### What is asked
Go through the material and write it all out exactly, minus the pictures.

[Data records]
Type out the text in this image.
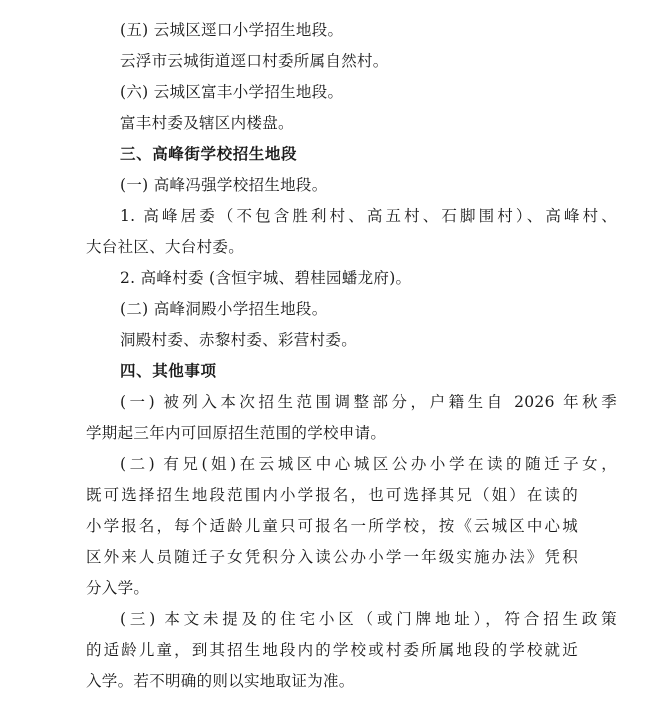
(五) 云城区逕口小学招生地段。
云浮市云城街道逕口村委所属自然村。
(六) 云城区富丰小学招生地段。
富丰村委及辖区内楼盘。
三、高峰街学校招生地段
(一) 高峰冯强学校招生地段。
1. 高峰居委（不包含胜利村、高五村、石脚围村）、高峰村、
大台社区、大台村委。
2. 高峰村委 (含恒宇城、碧桂园蟠龙府)。
(二) 高峰洞殿小学招生地段。
洞殿村委、赤黎村委、彩营村委。
四、其他事项
(一) 被列入本次招生范围调整部分，户籍生自 2026 年秋季
学期起三年内可回原招生范围的学校申请。
(二) 有兄(姐)在云城区中心城区公办小学在读的随迁子女，
既可选择招生地段范围内小学报名，也可选择其兄（姐）在读的
小学报名，每个适龄儿童只可报名一所学校，按《云城区中心城
区外来人员随迁子女凭积分入读公办小学一年级实施办法》凭积
分入学。
(三) 本文未提及的住宅小区（或门牌地址），符合招生政策
的适龄儿童，到其招生地段内的学校或村委所属地段的学校就近
入学。若不明确的则以实地取证为准。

### Answer below
Type out the text in this image.
(五) 云城区逕口小学招生地段。
云浮市云城街道逕口村委所属自然村。
(六) 云城区富丰小学招生地段。
富丰村委及辖区内楼盘。
三、高峰街学校招生地段
(一) 高峰冯强学校招生地段。
1. 高峰居委（不包含胜利村、高五村、石脚围村）、高峰村、
大台社区、大台村委。
2. 高峰村委 (含恒宇城、碧桂园蟠龙府)。
(二) 高峰洞殿小学招生地段。
洞殿村委、赤黎村委、彩营村委。
四、其他事项
(一) 被列入本次招生范围调整部分，户籍生自 2026 年秋季
学期起三年内可回原招生范围的学校申请。
(二) 有兄(姐)在云城区中心城区公办小学在读的随迁子女，
既可选择招生地段范围内小学报名，也可选择其兄（姐）在读的
小学报名，每个适龄儿童只可报名一所学校，按《云城区中心城
区外来人员随迁子女凭积分入读公办小学一年级实施办法》凭积
分入学。
(三) 本文未提及的住宅小区（或门牌地址），符合招生政策
的适龄儿童，到其招生地段内的学校或村委所属地段的学校就近
入学。若不明确的则以实地取证为准。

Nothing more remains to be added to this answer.